## BEGIN

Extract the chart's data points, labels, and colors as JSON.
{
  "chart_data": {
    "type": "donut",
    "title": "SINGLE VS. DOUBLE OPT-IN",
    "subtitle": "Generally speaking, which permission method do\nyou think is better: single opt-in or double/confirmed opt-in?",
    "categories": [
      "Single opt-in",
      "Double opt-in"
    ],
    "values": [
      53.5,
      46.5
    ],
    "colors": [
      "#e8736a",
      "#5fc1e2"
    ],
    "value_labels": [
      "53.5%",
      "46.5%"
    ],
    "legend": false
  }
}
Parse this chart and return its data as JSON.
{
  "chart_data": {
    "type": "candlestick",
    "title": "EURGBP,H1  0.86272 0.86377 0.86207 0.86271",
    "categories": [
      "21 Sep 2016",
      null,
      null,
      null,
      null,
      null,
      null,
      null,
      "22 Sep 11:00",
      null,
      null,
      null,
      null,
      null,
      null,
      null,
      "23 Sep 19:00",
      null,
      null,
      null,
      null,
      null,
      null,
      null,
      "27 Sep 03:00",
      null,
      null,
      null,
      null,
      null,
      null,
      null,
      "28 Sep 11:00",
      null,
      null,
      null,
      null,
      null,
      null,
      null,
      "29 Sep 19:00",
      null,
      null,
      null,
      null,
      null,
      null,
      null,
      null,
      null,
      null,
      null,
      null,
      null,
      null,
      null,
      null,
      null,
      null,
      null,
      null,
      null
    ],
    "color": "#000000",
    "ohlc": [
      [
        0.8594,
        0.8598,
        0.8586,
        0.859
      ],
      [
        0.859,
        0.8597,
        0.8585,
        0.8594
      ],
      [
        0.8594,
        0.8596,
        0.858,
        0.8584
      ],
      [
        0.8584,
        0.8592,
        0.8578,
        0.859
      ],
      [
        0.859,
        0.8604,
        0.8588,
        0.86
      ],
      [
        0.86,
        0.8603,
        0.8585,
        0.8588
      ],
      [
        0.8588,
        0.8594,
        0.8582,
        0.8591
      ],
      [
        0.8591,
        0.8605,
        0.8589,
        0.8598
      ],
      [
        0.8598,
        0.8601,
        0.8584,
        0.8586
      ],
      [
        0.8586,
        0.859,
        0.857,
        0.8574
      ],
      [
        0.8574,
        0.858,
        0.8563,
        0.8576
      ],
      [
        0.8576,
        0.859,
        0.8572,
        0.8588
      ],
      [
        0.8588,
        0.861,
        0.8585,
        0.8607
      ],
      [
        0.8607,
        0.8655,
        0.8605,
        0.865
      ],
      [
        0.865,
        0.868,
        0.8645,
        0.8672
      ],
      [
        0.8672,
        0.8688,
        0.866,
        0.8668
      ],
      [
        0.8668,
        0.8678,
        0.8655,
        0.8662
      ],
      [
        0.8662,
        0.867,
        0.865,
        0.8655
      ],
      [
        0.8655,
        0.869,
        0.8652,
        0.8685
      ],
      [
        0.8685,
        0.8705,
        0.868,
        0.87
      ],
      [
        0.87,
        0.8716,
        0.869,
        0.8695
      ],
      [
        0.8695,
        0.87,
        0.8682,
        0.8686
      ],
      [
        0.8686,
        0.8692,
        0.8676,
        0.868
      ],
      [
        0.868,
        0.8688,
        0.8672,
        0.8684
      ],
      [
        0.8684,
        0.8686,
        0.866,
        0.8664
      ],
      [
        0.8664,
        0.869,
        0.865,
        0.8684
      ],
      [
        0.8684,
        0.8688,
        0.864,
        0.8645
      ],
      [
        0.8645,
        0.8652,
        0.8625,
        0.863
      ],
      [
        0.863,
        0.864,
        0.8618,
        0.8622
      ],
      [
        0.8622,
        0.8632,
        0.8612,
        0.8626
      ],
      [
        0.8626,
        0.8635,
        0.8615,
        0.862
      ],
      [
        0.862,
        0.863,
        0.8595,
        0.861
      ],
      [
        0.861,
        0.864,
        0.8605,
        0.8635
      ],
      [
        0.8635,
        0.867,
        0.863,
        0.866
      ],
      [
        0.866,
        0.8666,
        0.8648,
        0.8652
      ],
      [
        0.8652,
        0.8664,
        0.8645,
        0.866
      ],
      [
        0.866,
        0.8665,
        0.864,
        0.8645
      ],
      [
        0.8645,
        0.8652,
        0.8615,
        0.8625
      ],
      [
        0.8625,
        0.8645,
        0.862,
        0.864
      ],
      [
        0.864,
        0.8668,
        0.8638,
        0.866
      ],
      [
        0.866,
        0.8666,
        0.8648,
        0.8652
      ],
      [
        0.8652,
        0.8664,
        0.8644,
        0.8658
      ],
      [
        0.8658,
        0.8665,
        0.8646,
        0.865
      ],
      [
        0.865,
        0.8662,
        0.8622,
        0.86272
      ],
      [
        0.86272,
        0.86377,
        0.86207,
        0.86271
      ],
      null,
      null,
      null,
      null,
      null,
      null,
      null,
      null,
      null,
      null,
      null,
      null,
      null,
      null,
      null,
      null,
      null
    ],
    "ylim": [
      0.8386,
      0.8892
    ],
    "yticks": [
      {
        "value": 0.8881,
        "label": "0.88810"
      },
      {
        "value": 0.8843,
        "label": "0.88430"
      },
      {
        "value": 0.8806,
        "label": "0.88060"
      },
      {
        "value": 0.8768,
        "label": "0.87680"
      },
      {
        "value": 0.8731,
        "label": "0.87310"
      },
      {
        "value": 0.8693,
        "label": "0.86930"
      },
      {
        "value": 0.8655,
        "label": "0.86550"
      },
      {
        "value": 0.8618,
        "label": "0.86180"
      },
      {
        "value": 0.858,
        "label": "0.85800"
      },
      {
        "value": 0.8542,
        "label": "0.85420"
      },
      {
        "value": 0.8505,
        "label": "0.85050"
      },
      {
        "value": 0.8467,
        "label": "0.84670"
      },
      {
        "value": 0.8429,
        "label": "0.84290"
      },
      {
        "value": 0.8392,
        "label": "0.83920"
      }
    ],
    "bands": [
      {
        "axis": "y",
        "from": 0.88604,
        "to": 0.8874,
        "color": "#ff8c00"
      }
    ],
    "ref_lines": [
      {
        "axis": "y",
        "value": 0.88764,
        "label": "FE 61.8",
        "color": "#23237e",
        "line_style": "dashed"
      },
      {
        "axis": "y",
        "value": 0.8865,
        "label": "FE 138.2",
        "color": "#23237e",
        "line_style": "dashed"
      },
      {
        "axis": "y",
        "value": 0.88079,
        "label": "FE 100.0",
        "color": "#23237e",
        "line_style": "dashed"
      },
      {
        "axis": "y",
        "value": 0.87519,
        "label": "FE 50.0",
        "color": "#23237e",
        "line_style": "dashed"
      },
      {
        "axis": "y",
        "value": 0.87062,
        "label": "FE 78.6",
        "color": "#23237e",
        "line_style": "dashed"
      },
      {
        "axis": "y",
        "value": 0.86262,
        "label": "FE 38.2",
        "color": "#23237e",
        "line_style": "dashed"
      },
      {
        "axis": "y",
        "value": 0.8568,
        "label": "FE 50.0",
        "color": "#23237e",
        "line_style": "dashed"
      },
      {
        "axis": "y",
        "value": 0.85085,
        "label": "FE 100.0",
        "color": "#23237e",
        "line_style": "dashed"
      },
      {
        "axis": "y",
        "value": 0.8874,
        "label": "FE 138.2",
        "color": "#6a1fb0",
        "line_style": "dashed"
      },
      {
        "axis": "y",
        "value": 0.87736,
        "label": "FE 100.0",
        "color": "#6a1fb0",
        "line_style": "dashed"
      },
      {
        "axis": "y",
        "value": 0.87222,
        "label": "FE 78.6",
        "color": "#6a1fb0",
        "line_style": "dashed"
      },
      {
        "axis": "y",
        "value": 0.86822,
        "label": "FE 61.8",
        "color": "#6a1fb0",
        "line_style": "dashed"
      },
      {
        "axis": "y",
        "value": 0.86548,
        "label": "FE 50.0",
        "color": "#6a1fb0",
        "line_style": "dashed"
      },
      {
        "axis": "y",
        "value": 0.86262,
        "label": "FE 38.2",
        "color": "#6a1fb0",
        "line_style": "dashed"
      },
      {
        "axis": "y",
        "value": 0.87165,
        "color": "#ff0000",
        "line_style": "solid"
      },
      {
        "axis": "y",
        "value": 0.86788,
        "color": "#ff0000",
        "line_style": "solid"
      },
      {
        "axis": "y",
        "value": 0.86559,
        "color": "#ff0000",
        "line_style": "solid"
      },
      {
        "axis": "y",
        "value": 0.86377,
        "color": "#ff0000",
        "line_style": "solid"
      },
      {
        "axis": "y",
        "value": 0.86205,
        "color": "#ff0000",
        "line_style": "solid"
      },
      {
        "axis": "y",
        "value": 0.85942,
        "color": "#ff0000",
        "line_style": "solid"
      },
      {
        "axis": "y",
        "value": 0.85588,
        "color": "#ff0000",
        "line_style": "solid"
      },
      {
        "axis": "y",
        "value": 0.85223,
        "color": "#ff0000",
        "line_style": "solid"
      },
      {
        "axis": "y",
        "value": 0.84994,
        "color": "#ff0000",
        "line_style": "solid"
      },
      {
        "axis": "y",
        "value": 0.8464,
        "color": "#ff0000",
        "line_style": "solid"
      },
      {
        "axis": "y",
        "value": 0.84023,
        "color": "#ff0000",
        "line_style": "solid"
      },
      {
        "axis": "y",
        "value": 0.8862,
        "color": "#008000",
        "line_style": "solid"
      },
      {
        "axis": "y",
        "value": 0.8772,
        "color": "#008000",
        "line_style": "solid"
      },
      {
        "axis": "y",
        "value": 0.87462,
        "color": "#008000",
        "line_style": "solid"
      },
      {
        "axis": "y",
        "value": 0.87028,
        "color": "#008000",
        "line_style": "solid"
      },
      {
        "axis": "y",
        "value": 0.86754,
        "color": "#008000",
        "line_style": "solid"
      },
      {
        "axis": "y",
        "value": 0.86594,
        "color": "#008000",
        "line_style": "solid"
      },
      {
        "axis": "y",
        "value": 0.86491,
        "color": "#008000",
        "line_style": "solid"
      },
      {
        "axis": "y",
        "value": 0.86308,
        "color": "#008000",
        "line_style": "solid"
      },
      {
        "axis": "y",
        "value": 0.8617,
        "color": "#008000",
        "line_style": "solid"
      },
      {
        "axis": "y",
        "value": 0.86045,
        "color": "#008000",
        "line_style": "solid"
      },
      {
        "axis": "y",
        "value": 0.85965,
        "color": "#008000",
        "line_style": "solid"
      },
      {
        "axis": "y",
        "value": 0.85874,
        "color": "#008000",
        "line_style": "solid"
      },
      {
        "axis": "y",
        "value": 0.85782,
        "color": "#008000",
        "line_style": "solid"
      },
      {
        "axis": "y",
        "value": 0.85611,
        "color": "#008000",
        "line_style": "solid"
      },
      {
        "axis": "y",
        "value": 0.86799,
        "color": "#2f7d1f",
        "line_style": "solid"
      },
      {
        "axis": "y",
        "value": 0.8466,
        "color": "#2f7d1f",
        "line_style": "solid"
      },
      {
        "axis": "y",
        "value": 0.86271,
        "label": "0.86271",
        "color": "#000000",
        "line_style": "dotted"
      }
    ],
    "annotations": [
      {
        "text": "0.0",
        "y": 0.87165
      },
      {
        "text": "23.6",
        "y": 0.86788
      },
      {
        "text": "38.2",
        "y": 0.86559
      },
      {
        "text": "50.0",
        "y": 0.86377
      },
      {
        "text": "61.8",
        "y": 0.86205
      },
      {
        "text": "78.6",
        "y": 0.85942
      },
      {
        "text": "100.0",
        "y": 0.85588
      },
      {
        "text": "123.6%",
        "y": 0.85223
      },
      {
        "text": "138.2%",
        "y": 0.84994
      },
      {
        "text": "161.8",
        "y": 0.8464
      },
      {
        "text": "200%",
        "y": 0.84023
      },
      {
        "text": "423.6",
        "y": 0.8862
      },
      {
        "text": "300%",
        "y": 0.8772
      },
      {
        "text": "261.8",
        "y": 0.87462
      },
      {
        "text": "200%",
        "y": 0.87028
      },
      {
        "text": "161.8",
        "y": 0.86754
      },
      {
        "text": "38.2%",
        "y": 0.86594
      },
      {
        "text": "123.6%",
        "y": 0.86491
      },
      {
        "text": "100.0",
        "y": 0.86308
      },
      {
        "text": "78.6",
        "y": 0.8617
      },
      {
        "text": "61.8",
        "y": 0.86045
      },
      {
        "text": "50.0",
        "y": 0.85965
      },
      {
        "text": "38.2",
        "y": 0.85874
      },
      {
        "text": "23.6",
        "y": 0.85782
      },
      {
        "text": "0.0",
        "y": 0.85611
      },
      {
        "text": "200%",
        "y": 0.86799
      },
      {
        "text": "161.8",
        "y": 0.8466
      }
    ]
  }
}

## END

--- WHAT TO WORK ON ---
Copy every line of the records above that contains "colors".

--- FULL OUTPUT ---
Extract the chart's data points, labels, and colors as JSON.
    "colors": [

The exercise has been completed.